■ **Task statement**
How many lines of these entries hold the string "data"? Answer with the number alone.

■ **Input material**
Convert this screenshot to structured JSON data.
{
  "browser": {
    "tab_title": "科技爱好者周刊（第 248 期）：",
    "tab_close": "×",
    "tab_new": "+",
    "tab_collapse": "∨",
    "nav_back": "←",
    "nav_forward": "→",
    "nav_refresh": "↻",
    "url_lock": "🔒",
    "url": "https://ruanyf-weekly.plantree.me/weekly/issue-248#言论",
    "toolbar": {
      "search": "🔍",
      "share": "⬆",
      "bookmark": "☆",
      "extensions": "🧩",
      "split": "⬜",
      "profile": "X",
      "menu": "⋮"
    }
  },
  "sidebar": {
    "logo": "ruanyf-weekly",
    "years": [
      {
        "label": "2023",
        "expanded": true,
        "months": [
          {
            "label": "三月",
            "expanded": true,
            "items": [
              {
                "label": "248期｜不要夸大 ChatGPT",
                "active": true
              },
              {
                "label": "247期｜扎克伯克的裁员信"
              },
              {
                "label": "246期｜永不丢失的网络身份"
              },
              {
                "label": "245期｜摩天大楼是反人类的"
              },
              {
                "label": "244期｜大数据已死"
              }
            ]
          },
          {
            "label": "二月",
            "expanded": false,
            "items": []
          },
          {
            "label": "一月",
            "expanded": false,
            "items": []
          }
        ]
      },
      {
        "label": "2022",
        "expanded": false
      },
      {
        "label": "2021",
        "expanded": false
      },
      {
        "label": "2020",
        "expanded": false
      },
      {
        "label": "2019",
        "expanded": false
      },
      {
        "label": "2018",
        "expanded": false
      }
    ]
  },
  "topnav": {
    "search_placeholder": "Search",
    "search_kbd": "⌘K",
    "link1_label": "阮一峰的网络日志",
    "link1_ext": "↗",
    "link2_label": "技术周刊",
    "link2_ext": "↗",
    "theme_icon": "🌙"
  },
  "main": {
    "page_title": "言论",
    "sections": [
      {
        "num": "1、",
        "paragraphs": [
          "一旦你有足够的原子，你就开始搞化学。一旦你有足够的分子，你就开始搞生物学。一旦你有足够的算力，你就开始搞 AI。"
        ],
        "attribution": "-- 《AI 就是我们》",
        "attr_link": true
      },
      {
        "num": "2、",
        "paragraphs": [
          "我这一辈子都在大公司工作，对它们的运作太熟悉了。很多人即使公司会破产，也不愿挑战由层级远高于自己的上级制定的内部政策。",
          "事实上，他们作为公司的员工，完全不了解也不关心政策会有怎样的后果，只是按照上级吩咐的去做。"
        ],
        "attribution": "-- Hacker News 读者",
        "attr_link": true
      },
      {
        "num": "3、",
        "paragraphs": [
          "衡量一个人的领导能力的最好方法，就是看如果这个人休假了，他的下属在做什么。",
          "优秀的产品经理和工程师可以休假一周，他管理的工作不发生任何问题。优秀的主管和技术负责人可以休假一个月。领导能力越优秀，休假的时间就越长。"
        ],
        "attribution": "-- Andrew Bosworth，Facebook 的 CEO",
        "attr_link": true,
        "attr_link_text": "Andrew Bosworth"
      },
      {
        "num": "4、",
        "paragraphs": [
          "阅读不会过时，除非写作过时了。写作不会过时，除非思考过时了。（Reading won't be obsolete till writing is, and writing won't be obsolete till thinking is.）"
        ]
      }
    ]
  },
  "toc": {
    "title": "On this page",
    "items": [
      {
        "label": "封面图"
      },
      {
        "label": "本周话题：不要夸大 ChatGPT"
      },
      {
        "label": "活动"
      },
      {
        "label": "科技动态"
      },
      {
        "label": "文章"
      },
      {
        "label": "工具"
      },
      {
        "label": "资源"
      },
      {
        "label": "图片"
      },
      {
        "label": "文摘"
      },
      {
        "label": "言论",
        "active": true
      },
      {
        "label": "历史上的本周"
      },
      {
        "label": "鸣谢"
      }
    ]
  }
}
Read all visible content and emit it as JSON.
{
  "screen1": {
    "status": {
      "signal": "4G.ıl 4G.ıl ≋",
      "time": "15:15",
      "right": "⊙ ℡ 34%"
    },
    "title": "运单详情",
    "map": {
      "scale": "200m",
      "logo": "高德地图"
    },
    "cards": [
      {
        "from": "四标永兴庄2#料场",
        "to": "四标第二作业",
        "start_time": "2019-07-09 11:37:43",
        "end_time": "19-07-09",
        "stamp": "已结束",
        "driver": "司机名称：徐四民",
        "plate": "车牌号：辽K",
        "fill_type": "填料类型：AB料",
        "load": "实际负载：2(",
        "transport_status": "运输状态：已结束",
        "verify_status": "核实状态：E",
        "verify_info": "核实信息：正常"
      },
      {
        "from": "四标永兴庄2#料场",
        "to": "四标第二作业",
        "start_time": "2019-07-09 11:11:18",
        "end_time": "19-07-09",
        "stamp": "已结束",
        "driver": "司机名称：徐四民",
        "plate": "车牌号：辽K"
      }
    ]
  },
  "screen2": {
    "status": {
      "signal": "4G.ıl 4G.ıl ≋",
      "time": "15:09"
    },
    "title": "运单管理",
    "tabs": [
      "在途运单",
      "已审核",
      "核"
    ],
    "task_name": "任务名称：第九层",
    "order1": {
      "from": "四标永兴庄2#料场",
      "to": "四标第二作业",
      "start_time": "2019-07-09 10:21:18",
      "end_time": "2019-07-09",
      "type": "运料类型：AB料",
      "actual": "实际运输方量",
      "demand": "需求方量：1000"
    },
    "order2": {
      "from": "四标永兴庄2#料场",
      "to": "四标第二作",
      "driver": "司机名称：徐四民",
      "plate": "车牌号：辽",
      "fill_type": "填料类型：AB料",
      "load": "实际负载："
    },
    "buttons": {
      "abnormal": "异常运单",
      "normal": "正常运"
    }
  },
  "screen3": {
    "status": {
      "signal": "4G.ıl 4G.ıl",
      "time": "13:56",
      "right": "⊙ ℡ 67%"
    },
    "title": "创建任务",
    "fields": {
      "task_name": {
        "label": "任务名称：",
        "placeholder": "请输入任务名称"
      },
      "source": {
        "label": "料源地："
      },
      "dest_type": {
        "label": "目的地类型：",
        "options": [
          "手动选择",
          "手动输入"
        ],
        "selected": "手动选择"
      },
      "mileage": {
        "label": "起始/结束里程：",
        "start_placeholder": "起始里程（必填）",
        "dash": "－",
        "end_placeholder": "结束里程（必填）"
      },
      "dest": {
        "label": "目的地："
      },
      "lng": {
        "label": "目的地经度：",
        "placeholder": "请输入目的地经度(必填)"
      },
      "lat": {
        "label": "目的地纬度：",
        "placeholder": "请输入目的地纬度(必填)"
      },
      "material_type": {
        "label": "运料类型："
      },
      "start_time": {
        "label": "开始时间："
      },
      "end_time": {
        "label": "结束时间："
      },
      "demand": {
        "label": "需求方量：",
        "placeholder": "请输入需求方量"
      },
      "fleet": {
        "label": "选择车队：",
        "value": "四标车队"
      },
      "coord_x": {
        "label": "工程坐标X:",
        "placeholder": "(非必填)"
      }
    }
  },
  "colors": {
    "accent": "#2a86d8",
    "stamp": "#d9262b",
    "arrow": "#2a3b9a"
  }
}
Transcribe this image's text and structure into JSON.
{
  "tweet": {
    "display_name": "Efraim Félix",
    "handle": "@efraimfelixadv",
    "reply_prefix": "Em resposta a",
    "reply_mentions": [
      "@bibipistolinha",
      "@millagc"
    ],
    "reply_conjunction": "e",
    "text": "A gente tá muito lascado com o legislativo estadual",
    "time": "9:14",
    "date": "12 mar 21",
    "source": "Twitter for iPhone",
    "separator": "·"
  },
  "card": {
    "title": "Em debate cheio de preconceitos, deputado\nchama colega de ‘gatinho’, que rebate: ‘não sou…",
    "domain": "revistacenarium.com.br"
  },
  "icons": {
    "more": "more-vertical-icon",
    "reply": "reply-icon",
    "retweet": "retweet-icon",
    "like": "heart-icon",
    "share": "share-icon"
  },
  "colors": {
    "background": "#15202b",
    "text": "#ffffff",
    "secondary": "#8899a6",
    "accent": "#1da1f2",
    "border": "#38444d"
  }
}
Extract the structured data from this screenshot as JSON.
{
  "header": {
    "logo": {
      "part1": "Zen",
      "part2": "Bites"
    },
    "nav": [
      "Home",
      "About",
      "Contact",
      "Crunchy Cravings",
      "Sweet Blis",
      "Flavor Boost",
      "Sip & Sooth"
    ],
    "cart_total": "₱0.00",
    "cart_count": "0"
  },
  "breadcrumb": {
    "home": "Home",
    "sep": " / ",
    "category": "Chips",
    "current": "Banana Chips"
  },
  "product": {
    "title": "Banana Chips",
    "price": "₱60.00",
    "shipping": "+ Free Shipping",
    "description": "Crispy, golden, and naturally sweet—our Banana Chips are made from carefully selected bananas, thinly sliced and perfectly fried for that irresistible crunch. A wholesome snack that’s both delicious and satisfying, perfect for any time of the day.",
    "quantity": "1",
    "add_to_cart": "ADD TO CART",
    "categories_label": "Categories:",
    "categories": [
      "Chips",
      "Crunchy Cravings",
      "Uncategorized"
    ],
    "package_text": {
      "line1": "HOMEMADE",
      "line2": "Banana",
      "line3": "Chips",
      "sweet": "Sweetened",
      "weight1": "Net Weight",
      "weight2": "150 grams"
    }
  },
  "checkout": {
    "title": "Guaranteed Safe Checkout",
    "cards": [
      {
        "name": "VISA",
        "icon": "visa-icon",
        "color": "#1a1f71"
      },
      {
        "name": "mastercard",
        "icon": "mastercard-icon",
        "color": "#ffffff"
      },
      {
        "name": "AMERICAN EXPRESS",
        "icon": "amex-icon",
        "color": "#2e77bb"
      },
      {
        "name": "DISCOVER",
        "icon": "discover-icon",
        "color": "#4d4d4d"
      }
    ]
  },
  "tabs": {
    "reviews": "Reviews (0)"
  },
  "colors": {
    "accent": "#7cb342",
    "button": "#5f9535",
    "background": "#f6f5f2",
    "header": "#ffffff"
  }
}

■ **Exercise result**
2